» What is expected:
Reproduce the records below exactly as they appear.

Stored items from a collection
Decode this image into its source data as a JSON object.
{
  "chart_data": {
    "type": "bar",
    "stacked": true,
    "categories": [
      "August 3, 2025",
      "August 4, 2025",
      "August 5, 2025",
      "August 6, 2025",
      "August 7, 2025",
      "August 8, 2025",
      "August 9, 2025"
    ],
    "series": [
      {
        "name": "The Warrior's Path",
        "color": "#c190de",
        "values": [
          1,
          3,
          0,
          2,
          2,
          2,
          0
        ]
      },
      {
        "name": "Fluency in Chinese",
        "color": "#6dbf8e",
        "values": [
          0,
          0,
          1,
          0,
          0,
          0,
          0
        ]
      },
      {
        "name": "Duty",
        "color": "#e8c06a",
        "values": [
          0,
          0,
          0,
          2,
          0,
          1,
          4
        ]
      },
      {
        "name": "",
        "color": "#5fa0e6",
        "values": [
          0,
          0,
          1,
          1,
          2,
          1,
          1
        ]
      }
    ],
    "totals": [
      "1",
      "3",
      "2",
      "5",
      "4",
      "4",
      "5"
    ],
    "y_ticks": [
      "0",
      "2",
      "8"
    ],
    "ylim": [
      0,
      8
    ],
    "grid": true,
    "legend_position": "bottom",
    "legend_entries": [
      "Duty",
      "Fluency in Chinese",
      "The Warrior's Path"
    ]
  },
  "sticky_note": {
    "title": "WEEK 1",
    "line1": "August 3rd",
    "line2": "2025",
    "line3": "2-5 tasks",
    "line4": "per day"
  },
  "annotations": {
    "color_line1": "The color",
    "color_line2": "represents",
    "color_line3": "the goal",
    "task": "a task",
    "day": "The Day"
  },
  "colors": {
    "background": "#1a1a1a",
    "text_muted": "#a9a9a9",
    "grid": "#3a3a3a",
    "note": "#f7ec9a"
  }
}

» Response to this exercise:
Decode this image into its source data as a JSON object.
{
  "chart_data": {
    "type": "bar",
    "stacked": true,
    "categories": [
      "August 3, 2025",
      "August 4, 2025",
      "August 5, 2025",
      "August 6, 2025",
      "August 7, 2025",
      "August 8, 2025",
      "August 9, 2025"
    ],
    "series": [
      {
        "name": "The Warrior's Path",
        "color": "#c190de",
        "values": [
          1,
          3,
          0,
          2,
          2,
          2,
          0
        ]
      },
      {
        "name": "Fluency in Chinese",
        "color": "#6dbf8e",
        "values": [
          0,
          0,
          1,
          0,
          0,
          0,
          0
        ]
      },
      {
        "name": "Duty",
        "color": "#e8c06a",
        "values": [
          0,
          0,
          0,
          2,
          0,
          1,
          4
        ]
      },
      {
        "name": "",
        "color": "#5fa0e6",
        "values": [
          0,
          0,
          1,
          1,
          2,
          1,
          1
        ]
      }
    ],
    "totals": [
      "1",
      "3",
      "2",
      "5",
      "4",
      "4",
      "5"
    ],
    "y_ticks": [
      "0",
      "2",
      "8"
    ],
    "ylim": [
      0,
      8
    ],
    "grid": true,
    "legend_position": "bottom",
    "legend_entries": [
      "Duty",
      "Fluency in Chinese",
      "The Warrior's Path"
    ]
  },
  "sticky_note": {
    "title": "WEEK 1",
    "line1": "August 3rd",
    "line2": "2025",
    "line3": "2-5 tasks",
    "line4": "per day"
  },
  "annotations": {
    "color_line1": "The color",
    "color_line2": "represents",
    "color_line3": "the goal",
    "task": "a task",
    "day": "The Day"
  },
  "colors": {
    "background": "#1a1a1a",
    "text_muted": "#a9a9a9",
    "grid": "#3a3a3a",
    "note": "#f7ec9a"
  }
}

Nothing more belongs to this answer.